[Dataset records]
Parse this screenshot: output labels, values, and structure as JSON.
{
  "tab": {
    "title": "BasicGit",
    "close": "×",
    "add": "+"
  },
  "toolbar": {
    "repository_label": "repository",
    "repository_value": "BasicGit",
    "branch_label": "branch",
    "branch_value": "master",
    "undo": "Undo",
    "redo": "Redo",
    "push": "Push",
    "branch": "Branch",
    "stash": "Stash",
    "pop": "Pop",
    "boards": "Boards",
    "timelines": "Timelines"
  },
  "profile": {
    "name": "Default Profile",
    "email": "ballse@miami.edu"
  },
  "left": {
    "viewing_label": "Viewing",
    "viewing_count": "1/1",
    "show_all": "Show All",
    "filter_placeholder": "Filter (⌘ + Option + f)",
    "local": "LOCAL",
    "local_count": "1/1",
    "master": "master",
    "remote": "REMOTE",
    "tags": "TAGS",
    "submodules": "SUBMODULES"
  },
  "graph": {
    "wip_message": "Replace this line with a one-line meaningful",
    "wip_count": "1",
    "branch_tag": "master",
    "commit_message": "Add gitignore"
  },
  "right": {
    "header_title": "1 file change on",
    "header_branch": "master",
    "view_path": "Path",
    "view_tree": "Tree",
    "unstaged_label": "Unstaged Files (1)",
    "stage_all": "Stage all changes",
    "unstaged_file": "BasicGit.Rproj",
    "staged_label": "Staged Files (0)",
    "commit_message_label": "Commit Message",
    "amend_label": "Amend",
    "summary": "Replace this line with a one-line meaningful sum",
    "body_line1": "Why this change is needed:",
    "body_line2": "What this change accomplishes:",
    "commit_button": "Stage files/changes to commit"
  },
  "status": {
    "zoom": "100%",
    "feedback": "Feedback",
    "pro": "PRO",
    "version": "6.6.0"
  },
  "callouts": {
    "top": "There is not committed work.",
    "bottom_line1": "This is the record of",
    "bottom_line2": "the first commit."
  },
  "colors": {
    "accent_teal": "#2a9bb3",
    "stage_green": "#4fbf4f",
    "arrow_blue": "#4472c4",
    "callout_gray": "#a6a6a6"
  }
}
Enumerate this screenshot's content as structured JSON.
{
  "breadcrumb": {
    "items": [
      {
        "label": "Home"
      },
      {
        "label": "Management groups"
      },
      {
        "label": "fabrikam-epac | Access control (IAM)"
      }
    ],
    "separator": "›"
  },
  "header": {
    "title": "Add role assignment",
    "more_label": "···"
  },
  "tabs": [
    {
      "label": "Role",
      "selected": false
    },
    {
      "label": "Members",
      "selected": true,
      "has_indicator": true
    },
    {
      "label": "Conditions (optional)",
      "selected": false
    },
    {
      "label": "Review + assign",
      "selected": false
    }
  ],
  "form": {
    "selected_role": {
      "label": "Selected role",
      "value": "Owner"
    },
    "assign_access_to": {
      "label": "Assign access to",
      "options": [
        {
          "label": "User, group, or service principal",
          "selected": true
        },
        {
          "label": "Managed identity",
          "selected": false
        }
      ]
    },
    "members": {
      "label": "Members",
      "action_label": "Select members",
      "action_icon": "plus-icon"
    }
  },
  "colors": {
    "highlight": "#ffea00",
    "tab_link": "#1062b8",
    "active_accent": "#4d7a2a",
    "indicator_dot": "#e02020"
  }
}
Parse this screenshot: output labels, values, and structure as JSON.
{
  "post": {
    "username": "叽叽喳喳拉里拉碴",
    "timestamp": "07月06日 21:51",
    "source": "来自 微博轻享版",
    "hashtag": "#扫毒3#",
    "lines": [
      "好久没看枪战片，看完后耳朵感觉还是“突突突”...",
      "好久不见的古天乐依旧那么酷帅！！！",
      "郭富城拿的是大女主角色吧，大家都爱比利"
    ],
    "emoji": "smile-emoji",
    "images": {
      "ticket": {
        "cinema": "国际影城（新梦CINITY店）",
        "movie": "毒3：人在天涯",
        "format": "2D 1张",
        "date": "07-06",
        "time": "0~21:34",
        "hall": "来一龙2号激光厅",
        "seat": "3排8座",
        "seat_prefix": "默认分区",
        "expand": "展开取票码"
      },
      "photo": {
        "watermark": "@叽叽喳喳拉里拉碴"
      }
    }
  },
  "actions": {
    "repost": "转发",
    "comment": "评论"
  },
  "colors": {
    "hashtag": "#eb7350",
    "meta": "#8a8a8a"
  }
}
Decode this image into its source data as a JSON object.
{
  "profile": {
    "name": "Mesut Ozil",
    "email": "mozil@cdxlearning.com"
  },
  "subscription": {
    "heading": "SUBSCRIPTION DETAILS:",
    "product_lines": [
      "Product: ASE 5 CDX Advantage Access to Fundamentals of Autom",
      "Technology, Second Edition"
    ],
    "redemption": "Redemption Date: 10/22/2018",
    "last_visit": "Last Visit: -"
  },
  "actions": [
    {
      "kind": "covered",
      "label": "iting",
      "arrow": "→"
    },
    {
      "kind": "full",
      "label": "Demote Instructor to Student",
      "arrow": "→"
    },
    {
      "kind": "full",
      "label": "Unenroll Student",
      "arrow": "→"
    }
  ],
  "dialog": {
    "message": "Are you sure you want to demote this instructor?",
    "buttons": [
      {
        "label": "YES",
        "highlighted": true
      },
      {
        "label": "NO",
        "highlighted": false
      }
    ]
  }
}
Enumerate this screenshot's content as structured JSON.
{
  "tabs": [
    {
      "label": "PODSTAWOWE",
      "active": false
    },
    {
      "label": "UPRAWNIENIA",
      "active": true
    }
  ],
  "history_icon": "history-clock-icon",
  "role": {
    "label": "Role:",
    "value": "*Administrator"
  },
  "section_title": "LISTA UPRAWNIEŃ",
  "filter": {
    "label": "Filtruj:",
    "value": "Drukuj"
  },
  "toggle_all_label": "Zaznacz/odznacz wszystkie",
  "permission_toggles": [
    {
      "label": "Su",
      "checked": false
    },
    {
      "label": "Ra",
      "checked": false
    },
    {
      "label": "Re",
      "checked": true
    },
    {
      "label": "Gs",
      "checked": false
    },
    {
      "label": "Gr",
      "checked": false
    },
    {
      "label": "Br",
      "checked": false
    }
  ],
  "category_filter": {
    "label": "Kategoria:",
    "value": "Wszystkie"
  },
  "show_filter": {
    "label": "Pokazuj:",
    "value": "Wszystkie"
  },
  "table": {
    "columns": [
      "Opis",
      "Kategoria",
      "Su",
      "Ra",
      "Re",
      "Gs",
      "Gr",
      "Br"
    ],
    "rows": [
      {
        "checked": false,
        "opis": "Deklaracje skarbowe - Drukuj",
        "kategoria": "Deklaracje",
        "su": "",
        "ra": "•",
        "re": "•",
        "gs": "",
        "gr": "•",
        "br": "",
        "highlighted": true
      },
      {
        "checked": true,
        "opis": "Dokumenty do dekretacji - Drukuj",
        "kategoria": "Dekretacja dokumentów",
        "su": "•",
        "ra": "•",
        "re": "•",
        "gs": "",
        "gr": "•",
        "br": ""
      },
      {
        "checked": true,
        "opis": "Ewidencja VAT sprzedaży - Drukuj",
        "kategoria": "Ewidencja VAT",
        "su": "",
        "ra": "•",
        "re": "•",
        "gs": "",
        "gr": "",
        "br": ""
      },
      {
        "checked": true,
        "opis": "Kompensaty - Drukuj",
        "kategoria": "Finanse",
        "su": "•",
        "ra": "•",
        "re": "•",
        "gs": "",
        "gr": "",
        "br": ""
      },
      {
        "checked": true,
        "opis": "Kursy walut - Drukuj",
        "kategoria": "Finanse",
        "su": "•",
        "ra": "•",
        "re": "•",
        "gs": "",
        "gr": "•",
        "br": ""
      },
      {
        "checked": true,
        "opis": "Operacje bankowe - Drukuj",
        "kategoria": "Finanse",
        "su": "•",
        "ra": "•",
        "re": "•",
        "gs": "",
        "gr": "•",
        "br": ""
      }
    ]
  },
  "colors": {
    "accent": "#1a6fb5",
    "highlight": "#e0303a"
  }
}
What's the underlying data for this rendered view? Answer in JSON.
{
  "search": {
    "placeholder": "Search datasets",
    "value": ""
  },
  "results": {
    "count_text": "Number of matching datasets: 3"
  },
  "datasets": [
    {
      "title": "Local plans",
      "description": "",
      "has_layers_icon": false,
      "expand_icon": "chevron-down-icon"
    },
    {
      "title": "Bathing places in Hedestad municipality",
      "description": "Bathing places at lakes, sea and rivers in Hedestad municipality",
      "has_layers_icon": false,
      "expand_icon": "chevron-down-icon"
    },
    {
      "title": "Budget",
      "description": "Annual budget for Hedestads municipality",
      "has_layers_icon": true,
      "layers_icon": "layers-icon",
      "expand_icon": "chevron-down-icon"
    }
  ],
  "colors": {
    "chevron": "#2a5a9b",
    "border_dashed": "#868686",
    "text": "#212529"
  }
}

## WORK TO COMPLETE
Gather, from the listing above, every line carrying the word "source".

## TASK ANSWER
    "source": "来自 微博轻享版",
Decode this image into its source data as a JSON object.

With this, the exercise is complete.